Figure content listings:
— begin —
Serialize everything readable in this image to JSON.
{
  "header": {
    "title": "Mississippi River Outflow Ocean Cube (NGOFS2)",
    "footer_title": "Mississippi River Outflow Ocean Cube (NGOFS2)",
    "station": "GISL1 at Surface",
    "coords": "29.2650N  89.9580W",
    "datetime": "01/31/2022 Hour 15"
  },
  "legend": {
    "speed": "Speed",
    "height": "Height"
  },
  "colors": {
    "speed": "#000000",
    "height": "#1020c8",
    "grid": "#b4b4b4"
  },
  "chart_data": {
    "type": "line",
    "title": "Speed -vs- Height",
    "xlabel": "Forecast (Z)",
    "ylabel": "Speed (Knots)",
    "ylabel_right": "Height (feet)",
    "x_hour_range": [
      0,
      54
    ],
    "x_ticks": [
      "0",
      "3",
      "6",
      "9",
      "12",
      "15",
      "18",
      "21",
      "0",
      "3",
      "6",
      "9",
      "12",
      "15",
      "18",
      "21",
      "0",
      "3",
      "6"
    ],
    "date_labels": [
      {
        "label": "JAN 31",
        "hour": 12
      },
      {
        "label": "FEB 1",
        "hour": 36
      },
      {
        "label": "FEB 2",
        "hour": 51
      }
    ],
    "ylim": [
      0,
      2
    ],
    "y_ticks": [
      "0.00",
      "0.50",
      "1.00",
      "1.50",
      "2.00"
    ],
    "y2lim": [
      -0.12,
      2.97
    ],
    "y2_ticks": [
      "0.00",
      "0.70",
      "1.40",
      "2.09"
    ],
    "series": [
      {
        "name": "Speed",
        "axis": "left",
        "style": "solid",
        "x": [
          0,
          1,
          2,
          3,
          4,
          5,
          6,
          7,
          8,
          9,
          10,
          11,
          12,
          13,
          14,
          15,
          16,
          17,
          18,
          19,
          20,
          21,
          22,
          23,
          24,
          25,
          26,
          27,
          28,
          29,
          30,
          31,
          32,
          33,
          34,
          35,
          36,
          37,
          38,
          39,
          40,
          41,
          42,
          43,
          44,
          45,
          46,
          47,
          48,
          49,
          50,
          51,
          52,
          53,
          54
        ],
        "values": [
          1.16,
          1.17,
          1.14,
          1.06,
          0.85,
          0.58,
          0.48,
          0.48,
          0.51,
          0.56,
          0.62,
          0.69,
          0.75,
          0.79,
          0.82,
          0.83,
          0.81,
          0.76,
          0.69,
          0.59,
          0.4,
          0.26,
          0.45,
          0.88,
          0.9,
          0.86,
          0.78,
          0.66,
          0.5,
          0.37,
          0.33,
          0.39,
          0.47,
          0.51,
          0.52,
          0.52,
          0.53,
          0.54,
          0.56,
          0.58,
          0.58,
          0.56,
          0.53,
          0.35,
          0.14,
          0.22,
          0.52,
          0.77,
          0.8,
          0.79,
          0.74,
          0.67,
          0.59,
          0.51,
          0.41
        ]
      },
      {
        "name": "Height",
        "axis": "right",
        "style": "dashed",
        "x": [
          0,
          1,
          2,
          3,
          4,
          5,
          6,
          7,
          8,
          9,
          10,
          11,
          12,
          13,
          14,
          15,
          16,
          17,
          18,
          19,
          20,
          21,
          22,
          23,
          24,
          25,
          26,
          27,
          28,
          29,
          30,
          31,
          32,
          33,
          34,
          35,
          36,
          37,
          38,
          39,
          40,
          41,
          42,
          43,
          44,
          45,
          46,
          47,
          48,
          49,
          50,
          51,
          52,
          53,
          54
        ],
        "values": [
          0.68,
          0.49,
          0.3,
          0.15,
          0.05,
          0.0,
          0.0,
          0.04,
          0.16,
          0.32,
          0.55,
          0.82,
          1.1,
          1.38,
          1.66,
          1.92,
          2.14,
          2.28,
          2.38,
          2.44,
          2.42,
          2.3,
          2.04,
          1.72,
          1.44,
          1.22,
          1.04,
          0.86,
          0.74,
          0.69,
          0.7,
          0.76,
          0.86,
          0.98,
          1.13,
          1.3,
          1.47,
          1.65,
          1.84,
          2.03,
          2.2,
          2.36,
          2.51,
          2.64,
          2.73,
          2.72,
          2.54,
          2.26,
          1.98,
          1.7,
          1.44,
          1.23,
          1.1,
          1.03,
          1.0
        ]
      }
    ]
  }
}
— end —
Directions for this task. Transcribe the records above exactly as they appear.

Task result.
Serialize everything readable in this image to JSON.
{
  "header": {
    "title": "Mississippi River Outflow Ocean Cube (NGOFS2)",
    "footer_title": "Mississippi River Outflow Ocean Cube (NGOFS2)",
    "station": "GISL1 at Surface",
    "coords": "29.2650N  89.9580W",
    "datetime": "01/31/2022 Hour 15"
  },
  "legend": {
    "speed": "Speed",
    "height": "Height"
  },
  "colors": {
    "speed": "#000000",
    "height": "#1020c8",
    "grid": "#b4b4b4"
  },
  "chart_data": {
    "type": "line",
    "title": "Speed -vs- Height",
    "xlabel": "Forecast (Z)",
    "ylabel": "Speed (Knots)",
    "ylabel_right": "Height (feet)",
    "x_hour_range": [
      0,
      54
    ],
    "x_ticks": [
      "0",
      "3",
      "6",
      "9",
      "12",
      "15",
      "18",
      "21",
      "0",
      "3",
      "6",
      "9",
      "12",
      "15",
      "18",
      "21",
      "0",
      "3",
      "6"
    ],
    "date_labels": [
      {
        "label": "JAN 31",
        "hour": 12
      },
      {
        "label": "FEB 1",
        "hour": 36
      },
      {
        "label": "FEB 2",
        "hour": 51
      }
    ],
    "ylim": [
      0,
      2
    ],
    "y_ticks": [
      "0.00",
      "0.50",
      "1.00",
      "1.50",
      "2.00"
    ],
    "y2lim": [
      -0.12,
      2.97
    ],
    "y2_ticks": [
      "0.00",
      "0.70",
      "1.40",
      "2.09"
    ],
    "series": [
      {
        "name": "Speed",
        "axis": "left",
        "style": "solid",
        "x": [
          0,
          1,
          2,
          3,
          4,
          5,
          6,
          7,
          8,
          9,
          10,
          11,
          12,
          13,
          14,
          15,
          16,
          17,
          18,
          19,
          20,
          21,
          22,
          23,
          24,
          25,
          26,
          27,
          28,
          29,
          30,
          31,
          32,
          33,
          34,
          35,
          36,
          37,
          38,
          39,
          40,
          41,
          42,
          43,
          44,
          45,
          46,
          47,
          48,
          49,
          50,
          51,
          52,
          53,
          54
        ],
        "values": [
          1.16,
          1.17,
          1.14,
          1.06,
          0.85,
          0.58,
          0.48,
          0.48,
          0.51,
          0.56,
          0.62,
          0.69,
          0.75,
          0.79,
          0.82,
          0.83,
          0.81,
          0.76,
          0.69,
          0.59,
          0.4,
          0.26,
          0.45,
          0.88,
          0.9,
          0.86,
          0.78,
          0.66,
          0.5,
          0.37,
          0.33,
          0.39,
          0.47,
          0.51,
          0.52,
          0.52,
          0.53,
          0.54,
          0.56,
          0.58,
          0.58,
          0.56,
          0.53,
          0.35,
          0.14,
          0.22,
          0.52,
          0.77,
          0.8,
          0.79,
          0.74,
          0.67,
          0.59,
          0.51,
          0.41
        ]
      },
      {
        "name": "Height",
        "axis": "right",
        "style": "dashed",
        "x": [
          0,
          1,
          2,
          3,
          4,
          5,
          6,
          7,
          8,
          9,
          10,
          11,
          12,
          13,
          14,
          15,
          16,
          17,
          18,
          19,
          20,
          21,
          22,
          23,
          24,
          25,
          26,
          27,
          28,
          29,
          30,
          31,
          32,
          33,
          34,
          35,
          36,
          37,
          38,
          39,
          40,
          41,
          42,
          43,
          44,
          45,
          46,
          47,
          48,
          49,
          50,
          51,
          52,
          53,
          54
        ],
        "values": [
          0.68,
          0.49,
          0.3,
          0.15,
          0.05,
          0.0,
          0.0,
          0.04,
          0.16,
          0.32,
          0.55,
          0.82,
          1.1,
          1.38,
          1.66,
          1.92,
          2.14,
          2.28,
          2.38,
          2.44,
          2.42,
          2.3,
          2.04,
          1.72,
          1.44,
          1.22,
          1.04,
          0.86,
          0.74,
          0.69,
          0.7,
          0.76,
          0.86,
          0.98,
          1.13,
          1.3,
          1.47,
          1.65,
          1.84,
          2.03,
          2.2,
          2.36,
          2.51,
          2.64,
          2.73,
          2.72,
          2.54,
          2.26,
          1.98,
          1.7,
          1.44,
          1.23,
          1.1,
          1.03,
          1.0
        ]
      }
    ]
  }
}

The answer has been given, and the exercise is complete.